* Exercise requirements: Print the full listing exactly.

## Begin Task inputs

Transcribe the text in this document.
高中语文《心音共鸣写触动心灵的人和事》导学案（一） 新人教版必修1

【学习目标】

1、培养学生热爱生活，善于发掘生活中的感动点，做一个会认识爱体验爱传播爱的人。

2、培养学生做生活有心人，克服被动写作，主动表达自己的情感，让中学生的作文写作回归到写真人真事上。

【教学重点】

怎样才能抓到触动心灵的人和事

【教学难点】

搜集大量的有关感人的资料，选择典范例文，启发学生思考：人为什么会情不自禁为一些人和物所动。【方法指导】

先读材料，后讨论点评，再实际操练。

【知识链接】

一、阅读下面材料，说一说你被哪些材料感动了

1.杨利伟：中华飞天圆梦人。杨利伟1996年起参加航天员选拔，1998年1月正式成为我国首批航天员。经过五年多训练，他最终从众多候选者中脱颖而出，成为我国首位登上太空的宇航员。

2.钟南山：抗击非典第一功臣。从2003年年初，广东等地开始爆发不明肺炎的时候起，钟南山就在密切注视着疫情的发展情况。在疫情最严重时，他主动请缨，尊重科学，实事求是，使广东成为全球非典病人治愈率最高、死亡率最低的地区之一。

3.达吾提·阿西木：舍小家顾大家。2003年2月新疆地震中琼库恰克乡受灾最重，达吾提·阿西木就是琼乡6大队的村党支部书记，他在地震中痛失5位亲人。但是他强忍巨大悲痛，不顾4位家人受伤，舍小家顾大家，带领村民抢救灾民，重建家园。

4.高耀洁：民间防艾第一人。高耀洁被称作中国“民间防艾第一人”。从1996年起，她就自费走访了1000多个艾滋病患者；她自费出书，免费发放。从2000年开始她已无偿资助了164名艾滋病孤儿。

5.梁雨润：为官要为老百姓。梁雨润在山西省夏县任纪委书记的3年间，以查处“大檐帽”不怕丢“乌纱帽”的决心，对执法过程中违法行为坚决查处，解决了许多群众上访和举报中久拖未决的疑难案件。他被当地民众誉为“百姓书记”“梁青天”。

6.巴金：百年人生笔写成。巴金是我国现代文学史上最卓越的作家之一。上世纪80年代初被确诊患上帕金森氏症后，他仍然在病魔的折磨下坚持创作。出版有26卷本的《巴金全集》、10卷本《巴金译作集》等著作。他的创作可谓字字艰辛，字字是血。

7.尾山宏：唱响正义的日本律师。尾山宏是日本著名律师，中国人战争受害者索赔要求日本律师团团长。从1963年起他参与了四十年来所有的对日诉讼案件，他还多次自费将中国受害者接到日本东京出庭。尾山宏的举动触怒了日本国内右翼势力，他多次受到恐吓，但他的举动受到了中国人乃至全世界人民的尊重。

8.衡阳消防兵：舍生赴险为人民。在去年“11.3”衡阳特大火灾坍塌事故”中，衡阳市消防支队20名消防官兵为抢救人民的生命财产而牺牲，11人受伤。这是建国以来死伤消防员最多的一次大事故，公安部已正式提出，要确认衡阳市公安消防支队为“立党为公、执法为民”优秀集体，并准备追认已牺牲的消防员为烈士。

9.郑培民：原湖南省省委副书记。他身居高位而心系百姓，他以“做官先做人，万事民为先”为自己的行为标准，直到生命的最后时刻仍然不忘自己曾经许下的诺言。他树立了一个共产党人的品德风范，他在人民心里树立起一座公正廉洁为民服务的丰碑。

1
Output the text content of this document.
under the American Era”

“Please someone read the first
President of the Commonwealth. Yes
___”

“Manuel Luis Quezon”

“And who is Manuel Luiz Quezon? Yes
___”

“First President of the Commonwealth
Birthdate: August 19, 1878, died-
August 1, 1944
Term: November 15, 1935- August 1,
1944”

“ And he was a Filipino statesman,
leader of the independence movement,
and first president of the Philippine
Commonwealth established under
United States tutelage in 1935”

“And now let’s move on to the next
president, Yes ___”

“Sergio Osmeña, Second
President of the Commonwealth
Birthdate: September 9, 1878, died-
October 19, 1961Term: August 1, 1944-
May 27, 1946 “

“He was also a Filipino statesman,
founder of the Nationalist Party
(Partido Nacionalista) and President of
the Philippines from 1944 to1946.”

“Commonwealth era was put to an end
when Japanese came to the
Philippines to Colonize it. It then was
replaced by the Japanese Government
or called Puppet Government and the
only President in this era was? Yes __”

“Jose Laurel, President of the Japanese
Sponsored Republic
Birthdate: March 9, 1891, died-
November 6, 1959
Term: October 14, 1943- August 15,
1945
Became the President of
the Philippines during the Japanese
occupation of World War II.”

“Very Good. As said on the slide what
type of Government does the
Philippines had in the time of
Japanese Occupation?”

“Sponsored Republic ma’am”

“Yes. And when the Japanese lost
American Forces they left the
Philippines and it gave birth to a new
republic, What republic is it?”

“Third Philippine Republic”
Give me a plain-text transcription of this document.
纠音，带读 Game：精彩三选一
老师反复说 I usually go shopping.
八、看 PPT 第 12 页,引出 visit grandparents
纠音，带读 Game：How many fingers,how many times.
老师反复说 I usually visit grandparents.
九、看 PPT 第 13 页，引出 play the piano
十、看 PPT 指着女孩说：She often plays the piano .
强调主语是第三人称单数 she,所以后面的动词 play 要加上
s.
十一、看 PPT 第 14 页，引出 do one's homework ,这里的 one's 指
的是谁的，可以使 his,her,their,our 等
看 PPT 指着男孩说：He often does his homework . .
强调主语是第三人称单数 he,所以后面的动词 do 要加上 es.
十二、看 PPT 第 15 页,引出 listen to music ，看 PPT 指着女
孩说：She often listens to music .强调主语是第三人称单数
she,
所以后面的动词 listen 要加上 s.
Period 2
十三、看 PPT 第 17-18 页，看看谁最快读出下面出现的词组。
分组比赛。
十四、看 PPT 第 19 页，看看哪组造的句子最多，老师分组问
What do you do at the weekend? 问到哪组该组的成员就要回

## End Task inputs

* Exercise solution:
Transcribe the text in this document.
高中语文《心音共鸣写触动心灵的人和事》导学案（一） 新人教版必修1

【学习目标】

1、培养学生热爱生活，善于发掘生活中的感动点，做一个会认识爱体验爱传播爱的人。

2、培养学生做生活有心人，克服被动写作，主动表达自己的情感，让中学生的作文写作回归到写真人真事上。

【教学重点】

怎样才能抓到触动心灵的人和事

【教学难点】

搜集大量的有关感人的资料，选择典范例文，启发学生思考：人为什么会情不自禁为一些人和物所动。【方法指导】

先读材料，后讨论点评，再实际操练。

【知识链接】

一、阅读下面材料，说一说你被哪些材料感动了

1.杨利伟：中华飞天圆梦人。杨利伟1996年起参加航天员选拔，1998年1月正式成为我国首批航天员。经过五年多训练，他最终从众多候选者中脱颖而出，成为我国首位登上太空的宇航员。

2.钟南山：抗击非典第一功臣。从2003年年初，广东等地开始爆发不明肺炎的时候起，钟南山就在密切注视着疫情的发展情况。在疫情最严重时，他主动请缨，尊重科学，实事求是，使广东成为全球非典病人治愈率最高、死亡率最低的地区之一。

3.达吾提·阿西木：舍小家顾大家。2003年2月新疆地震中琼库恰克乡受灾最重，达吾提·阿西木就是琼乡6大队的村党支部书记，他在地震中痛失5位亲人。但是他强忍巨大悲痛，不顾4位家人受伤，舍小家顾大家，带领村民抢救灾民，重建家园。

4.高耀洁：民间防艾第一人。高耀洁被称作中国“民间防艾第一人”。从1996年起，她就自费走访了1000多个艾滋病患者；她自费出书，免费发放。从2000年开始她已无偿资助了164名艾滋病孤儿。

5.梁雨润：为官要为老百姓。梁雨润在山西省夏县任纪委书记的3年间，以查处“大檐帽”不怕丢“乌纱帽”的决心，对执法过程中违法行为坚决查处，解决了许多群众上访和举报中久拖未决的疑难案件。他被当地民众誉为“百姓书记”“梁青天”。

6.巴金：百年人生笔写成。巴金是我国现代文学史上最卓越的作家之一。上世纪80年代初被确诊患上帕金森氏症后，他仍然在病魔的折磨下坚持创作。出版有26卷本的《巴金全集》、10卷本《巴金译作集》等著作。他的创作可谓字字艰辛，字字是血。

7.尾山宏：唱响正义的日本律师。尾山宏是日本著名律师，中国人战争受害者索赔要求日本律师团团长。从1963年起他参与了四十年来所有的对日诉讼案件，他还多次自费将中国受害者接到日本东京出庭。尾山宏的举动触怒了日本国内右翼势力，他多次受到恐吓，但他的举动受到了中国人乃至全世界人民的尊重。

8.衡阳消防兵：舍生赴险为人民。在去年“11.3”衡阳特大火灾坍塌事故”中，衡阳市消防支队20名消防官兵为抢救人民的生命财产而牺牲，11人受伤。这是建国以来死伤消防员最多的一次大事故，公安部已正式提出，要确认衡阳市公安消防支队为“立党为公、执法为民”优秀集体，并准备追认已牺牲的消防员为烈士。

9.郑培民：原湖南省省委副书记。他身居高位而心系百姓，他以“做官先做人，万事民为先”为自己的行为标准，直到生命的最后时刻仍然不忘自己曾经许下的诺言。他树立了一个共产党人的品德风范，他在人民心里树立起一座公正廉洁为民服务的丰碑。

1
Output the text content of this document.
under the American Era”

“Please someone read the first
President of the Commonwealth. Yes
___”

“Manuel Luis Quezon”

“And who is Manuel Luiz Quezon? Yes
___”

“First President of the Commonwealth
Birthdate: August 19, 1878, died-
August 1, 1944
Term: November 15, 1935- August 1,
1944”

“ And he was a Filipino statesman,
leader of the independence movement,
and first president of the Philippine
Commonwealth established under
United States tutelage in 1935”

“And now let’s move on to the next
president, Yes ___”

“Sergio Osmeña, Second
President of the Commonwealth
Birthdate: September 9, 1878, died-
October 19, 1961Term: August 1, 1944-
May 27, 1946 “

“He was also a Filipino statesman,
founder of the Nationalist Party
(Partido Nacionalista) and President of
the Philippines from 1944 to1946.”

“Commonwealth era was put to an end
when Japanese came to the
Philippines to Colonize it. It then was
replaced by the Japanese Government
or called Puppet Government and the
only President in this era was? Yes __”

“Jose Laurel, President of the Japanese
Sponsored Republic
Birthdate: March 9, 1891, died-
November 6, 1959
Term: October 14, 1943- August 15,
1945
Became the President of
the Philippines during the Japanese
occupation of World War II.”

“Very Good. As said on the slide what
type of Government does the
Philippines had in the time of
Japanese Occupation?”

“Sponsored Republic ma’am”

“Yes. And when the Japanese lost
American Forces they left the
Philippines and it gave birth to a new
republic, What republic is it?”

“Third Philippine Republic”
Give me a plain-text transcription of this document.
纠音，带读 Game：精彩三选一
老师反复说 I usually go shopping.
八、看 PPT 第 12 页,引出 visit grandparents
纠音，带读 Game：How many fingers,how many times.
老师反复说 I usually visit grandparents.
九、看 PPT 第 13 页，引出 play the piano
十、看 PPT 指着女孩说：She often plays the piano .
强调主语是第三人称单数 she,所以后面的动词 play 要加上
s.
十一、看 PPT 第 14 页，引出 do one's homework ,这里的 one's 指
的是谁的，可以使 his,her,their,our 等
看 PPT 指着男孩说：He often does his homework . .
强调主语是第三人称单数 he,所以后面的动词 do 要加上 es.
十二、看 PPT 第 15 页,引出 listen to music ，看 PPT 指着女
孩说：She often listens to music .强调主语是第三人称单数
she,
所以后面的动词 listen 要加上 s.
Period 2
十三、看 PPT 第 17-18 页，看看谁最快读出下面出现的词组。
分组比赛。
十四、看 PPT 第 19 页，看看哪组造的句子最多，老师分组问
What do you do at the weekend? 问到哪组该组的成员就要回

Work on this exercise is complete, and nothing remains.